— Start The input —

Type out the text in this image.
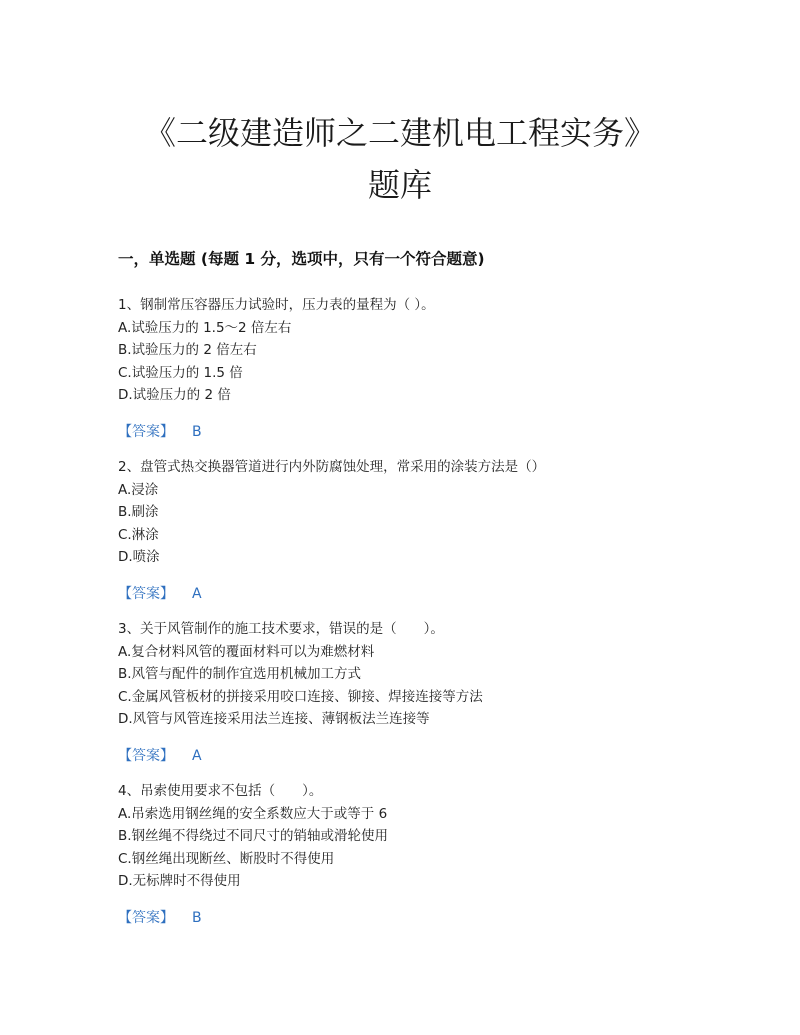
《二级建造师之二建机电工程实务》
题库
一，单选题 (每题 1 分，选项中，只有一个符合题意)
1、钢制常压容器压力试验时，压力表的量程为（ ）。
A.试验压力的 1.5～2 倍左右
B.试验压力的 2 倍左右
C.试验压力的 1.5 倍
D.试验压力的 2 倍
【答案】 B
2、盘管式热交换器管道进行内外防腐蚀处理，常采用的涂装方法是（）
A.浸涂
B.刷涂
C.淋涂
D.喷涂
【答案】 A
3、关于风管制作的施工技术要求，错误的是（　　）。
A.复合材料风管的覆面材料可以为难燃材料
B.风管与配件的制作宜选用机械加工方式
C.金属风管板材的拼接采用咬口连接、铆接、焊接连接等方法
D.风管与风管连接采用法兰连接、薄钢板法兰连接等
【答案】 A
4、吊索使用要求不包括（　　）。
A.吊索选用钢丝绳的安全系数应大于或等于 6
B.钢丝绳不得绕过不同尺寸的销轴或滑轮使用
C.钢丝绳出现断丝、断股时不得使用
D.无标牌时不得使用
【答案】 B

— End The input —

--- Objective ---
Tally how many lines of the records hold the word "试验压力的". Answer with the number only.

--- Written reply ---
4